- **Required work**
Return every record exactly as written.

(Data items)
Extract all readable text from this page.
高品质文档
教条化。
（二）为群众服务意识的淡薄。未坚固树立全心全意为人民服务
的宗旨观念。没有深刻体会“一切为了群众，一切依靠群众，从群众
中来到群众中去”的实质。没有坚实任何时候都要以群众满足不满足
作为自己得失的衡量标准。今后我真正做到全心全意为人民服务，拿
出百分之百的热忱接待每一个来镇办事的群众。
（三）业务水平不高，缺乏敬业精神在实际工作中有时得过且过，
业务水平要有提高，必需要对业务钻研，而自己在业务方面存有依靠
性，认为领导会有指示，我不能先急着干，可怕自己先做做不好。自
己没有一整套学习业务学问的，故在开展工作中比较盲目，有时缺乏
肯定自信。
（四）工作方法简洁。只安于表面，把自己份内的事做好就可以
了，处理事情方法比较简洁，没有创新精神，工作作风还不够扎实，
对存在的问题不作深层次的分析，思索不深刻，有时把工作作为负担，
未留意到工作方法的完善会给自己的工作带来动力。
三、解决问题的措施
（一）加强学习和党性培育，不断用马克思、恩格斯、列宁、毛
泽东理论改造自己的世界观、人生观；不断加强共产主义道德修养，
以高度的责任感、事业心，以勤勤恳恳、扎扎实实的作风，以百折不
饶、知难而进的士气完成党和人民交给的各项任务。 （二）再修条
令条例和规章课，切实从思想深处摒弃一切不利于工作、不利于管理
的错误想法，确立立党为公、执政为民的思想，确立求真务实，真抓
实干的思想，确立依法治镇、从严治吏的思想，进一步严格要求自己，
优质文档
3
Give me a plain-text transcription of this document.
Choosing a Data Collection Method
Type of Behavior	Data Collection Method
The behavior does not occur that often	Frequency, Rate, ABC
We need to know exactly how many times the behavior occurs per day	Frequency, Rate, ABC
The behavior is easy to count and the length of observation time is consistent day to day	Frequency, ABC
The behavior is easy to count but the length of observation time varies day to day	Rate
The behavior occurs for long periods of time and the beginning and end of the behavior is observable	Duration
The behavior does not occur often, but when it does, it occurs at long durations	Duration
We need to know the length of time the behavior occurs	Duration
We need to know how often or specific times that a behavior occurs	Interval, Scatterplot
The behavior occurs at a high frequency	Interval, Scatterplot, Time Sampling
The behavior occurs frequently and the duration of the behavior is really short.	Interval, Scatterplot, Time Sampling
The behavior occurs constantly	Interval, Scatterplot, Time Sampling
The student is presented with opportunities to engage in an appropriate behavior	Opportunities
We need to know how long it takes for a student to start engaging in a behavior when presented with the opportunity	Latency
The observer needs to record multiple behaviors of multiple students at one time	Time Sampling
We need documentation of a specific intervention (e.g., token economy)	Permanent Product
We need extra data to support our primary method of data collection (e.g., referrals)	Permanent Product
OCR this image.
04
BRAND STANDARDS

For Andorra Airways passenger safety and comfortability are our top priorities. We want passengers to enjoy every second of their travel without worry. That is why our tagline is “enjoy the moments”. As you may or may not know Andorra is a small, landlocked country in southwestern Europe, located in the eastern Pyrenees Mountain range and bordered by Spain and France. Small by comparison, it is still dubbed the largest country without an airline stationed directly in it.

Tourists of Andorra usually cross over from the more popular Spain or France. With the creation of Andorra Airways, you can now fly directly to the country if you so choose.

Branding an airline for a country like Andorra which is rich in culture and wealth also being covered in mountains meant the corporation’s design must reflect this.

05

- **Solved problem**
Extract all readable text from this page.
高品质文档
教条化。
（二）为群众服务意识的淡薄。未坚固树立全心全意为人民服务
的宗旨观念。没有深刻体会“一切为了群众，一切依靠群众，从群众
中来到群众中去”的实质。没有坚实任何时候都要以群众满足不满足
作为自己得失的衡量标准。今后我真正做到全心全意为人民服务，拿
出百分之百的热忱接待每一个来镇办事的群众。
（三）业务水平不高，缺乏敬业精神在实际工作中有时得过且过，
业务水平要有提高，必需要对业务钻研，而自己在业务方面存有依靠
性，认为领导会有指示，我不能先急着干，可怕自己先做做不好。自
己没有一整套学习业务学问的，故在开展工作中比较盲目，有时缺乏
肯定自信。
（四）工作方法简洁。只安于表面，把自己份内的事做好就可以
了，处理事情方法比较简洁，没有创新精神，工作作风还不够扎实，
对存在的问题不作深层次的分析，思索不深刻，有时把工作作为负担，
未留意到工作方法的完善会给自己的工作带来动力。
三、解决问题的措施
（一）加强学习和党性培育，不断用马克思、恩格斯、列宁、毛
泽东理论改造自己的世界观、人生观；不断加强共产主义道德修养，
以高度的责任感、事业心，以勤勤恳恳、扎扎实实的作风，以百折不
饶、知难而进的士气完成党和人民交给的各项任务。 （二）再修条
令条例和规章课，切实从思想深处摒弃一切不利于工作、不利于管理
的错误想法，确立立党为公、执政为民的思想，确立求真务实，真抓
实干的思想，确立依法治镇、从严治吏的思想，进一步严格要求自己，
优质文档
3
Give me a plain-text transcription of this document.
Choosing a Data Collection Method
Type of Behavior	Data Collection Method
The behavior does not occur that often	Frequency, Rate, ABC
We need to know exactly how many times the behavior occurs per day	Frequency, Rate, ABC
The behavior is easy to count and the length of observation time is consistent day to day	Frequency, ABC
The behavior is easy to count but the length of observation time varies day to day	Rate
The behavior occurs for long periods of time and the beginning and end of the behavior is observable	Duration
The behavior does not occur often, but when it does, it occurs at long durations	Duration
We need to know the length of time the behavior occurs	Duration
We need to know how often or specific times that a behavior occurs	Interval, Scatterplot
The behavior occurs at a high frequency	Interval, Scatterplot, Time Sampling
The behavior occurs frequently and the duration of the behavior is really short.	Interval, Scatterplot, Time Sampling
The behavior occurs constantly	Interval, Scatterplot, Time Sampling
The student is presented with opportunities to engage in an appropriate behavior	Opportunities
We need to know how long it takes for a student to start engaging in a behavior when presented with the opportunity	Latency
The observer needs to record multiple behaviors of multiple students at one time	Time Sampling
We need documentation of a specific intervention (e.g., token economy)	Permanent Product
We need extra data to support our primary method of data collection (e.g., referrals)	Permanent Product
OCR this image.
04
BRAND STANDARDS

For Andorra Airways passenger safety and comfortability are our top priorities. We want passengers to enjoy every second of their travel without worry. That is why our tagline is “enjoy the moments”. As you may or may not know Andorra is a small, landlocked country in southwestern Europe, located in the eastern Pyrenees Mountain range and bordered by Spain and France. Small by comparison, it is still dubbed the largest country without an airline stationed directly in it.

Tourists of Andorra usually cross over from the more popular Spain or France. With the creation of Andorra Airways, you can now fly directly to the country if you so choose.

Branding an airline for a country like Andorra which is rich in culture and wealth also being covered in mountains meant the corporation’s design must reflect this.

05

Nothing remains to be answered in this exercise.